> Records for the task
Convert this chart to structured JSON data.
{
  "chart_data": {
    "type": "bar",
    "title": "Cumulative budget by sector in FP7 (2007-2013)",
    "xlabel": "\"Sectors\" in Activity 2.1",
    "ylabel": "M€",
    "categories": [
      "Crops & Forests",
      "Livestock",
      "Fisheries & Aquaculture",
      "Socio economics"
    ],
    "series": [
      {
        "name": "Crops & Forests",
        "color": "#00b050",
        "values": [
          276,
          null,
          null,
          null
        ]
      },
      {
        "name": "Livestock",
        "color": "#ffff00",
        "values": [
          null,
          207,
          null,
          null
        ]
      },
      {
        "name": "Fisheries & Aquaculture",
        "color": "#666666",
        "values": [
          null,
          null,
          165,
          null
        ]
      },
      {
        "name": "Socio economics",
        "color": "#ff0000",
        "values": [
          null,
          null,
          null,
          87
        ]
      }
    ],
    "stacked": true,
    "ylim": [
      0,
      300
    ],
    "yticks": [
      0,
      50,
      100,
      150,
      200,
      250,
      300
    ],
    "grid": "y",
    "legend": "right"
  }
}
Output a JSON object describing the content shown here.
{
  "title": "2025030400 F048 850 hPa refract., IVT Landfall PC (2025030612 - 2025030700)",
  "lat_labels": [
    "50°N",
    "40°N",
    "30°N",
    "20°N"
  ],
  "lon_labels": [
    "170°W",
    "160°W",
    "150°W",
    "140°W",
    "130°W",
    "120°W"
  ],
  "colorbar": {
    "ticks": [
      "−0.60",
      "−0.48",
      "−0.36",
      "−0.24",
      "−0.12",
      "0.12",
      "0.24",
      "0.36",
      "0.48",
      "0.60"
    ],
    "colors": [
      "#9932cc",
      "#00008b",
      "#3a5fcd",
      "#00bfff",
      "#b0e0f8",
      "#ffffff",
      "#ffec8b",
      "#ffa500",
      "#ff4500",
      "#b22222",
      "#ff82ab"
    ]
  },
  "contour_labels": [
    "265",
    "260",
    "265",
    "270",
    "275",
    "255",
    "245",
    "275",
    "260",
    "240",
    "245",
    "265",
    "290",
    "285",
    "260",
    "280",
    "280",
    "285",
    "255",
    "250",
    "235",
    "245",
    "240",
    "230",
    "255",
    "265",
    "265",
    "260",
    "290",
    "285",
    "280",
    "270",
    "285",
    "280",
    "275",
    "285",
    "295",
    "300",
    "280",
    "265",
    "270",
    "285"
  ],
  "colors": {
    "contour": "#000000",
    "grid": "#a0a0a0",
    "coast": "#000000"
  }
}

> Given problem
Every record shown above must be echoed exactly.

> Reply
Convert this chart to structured JSON data.
{
  "chart_data": {
    "type": "bar",
    "title": "Cumulative budget by sector in FP7 (2007-2013)",
    "xlabel": "\"Sectors\" in Activity 2.1",
    "ylabel": "M€",
    "categories": [
      "Crops & Forests",
      "Livestock",
      "Fisheries & Aquaculture",
      "Socio economics"
    ],
    "series": [
      {
        "name": "Crops & Forests",
        "color": "#00b050",
        "values": [
          276,
          null,
          null,
          null
        ]
      },
      {
        "name": "Livestock",
        "color": "#ffff00",
        "values": [
          null,
          207,
          null,
          null
        ]
      },
      {
        "name": "Fisheries & Aquaculture",
        "color": "#666666",
        "values": [
          null,
          null,
          165,
          null
        ]
      },
      {
        "name": "Socio economics",
        "color": "#ff0000",
        "values": [
          null,
          null,
          null,
          87
        ]
      }
    ],
    "stacked": true,
    "ylim": [
      0,
      300
    ],
    "yticks": [
      0,
      50,
      100,
      150,
      200,
      250,
      300
    ],
    "grid": "y",
    "legend": "right"
  }
}
Output a JSON object describing the content shown here.
{
  "title": "2025030400 F048 850 hPa refract., IVT Landfall PC (2025030612 - 2025030700)",
  "lat_labels": [
    "50°N",
    "40°N",
    "30°N",
    "20°N"
  ],
  "lon_labels": [
    "170°W",
    "160°W",
    "150°W",
    "140°W",
    "130°W",
    "120°W"
  ],
  "colorbar": {
    "ticks": [
      "−0.60",
      "−0.48",
      "−0.36",
      "−0.24",
      "−0.12",
      "0.12",
      "0.24",
      "0.36",
      "0.48",
      "0.60"
    ],
    "colors": [
      "#9932cc",
      "#00008b",
      "#3a5fcd",
      "#00bfff",
      "#b0e0f8",
      "#ffffff",
      "#ffec8b",
      "#ffa500",
      "#ff4500",
      "#b22222",
      "#ff82ab"
    ]
  },
  "contour_labels": [
    "265",
    "260",
    "265",
    "270",
    "275",
    "255",
    "245",
    "275",
    "260",
    "240",
    "245",
    "265",
    "290",
    "285",
    "260",
    "280",
    "280",
    "285",
    "255",
    "250",
    "235",
    "245",
    "240",
    "230",
    "255",
    "265",
    "265",
    "260",
    "290",
    "285",
    "280",
    "270",
    "285",
    "280",
    "275",
    "285",
    "295",
    "300",
    "280",
    "265",
    "270",
    "285"
  ],
  "colors": {
    "contour": "#000000",
    "grid": "#a0a0a0",
    "coast": "#000000"
  }
}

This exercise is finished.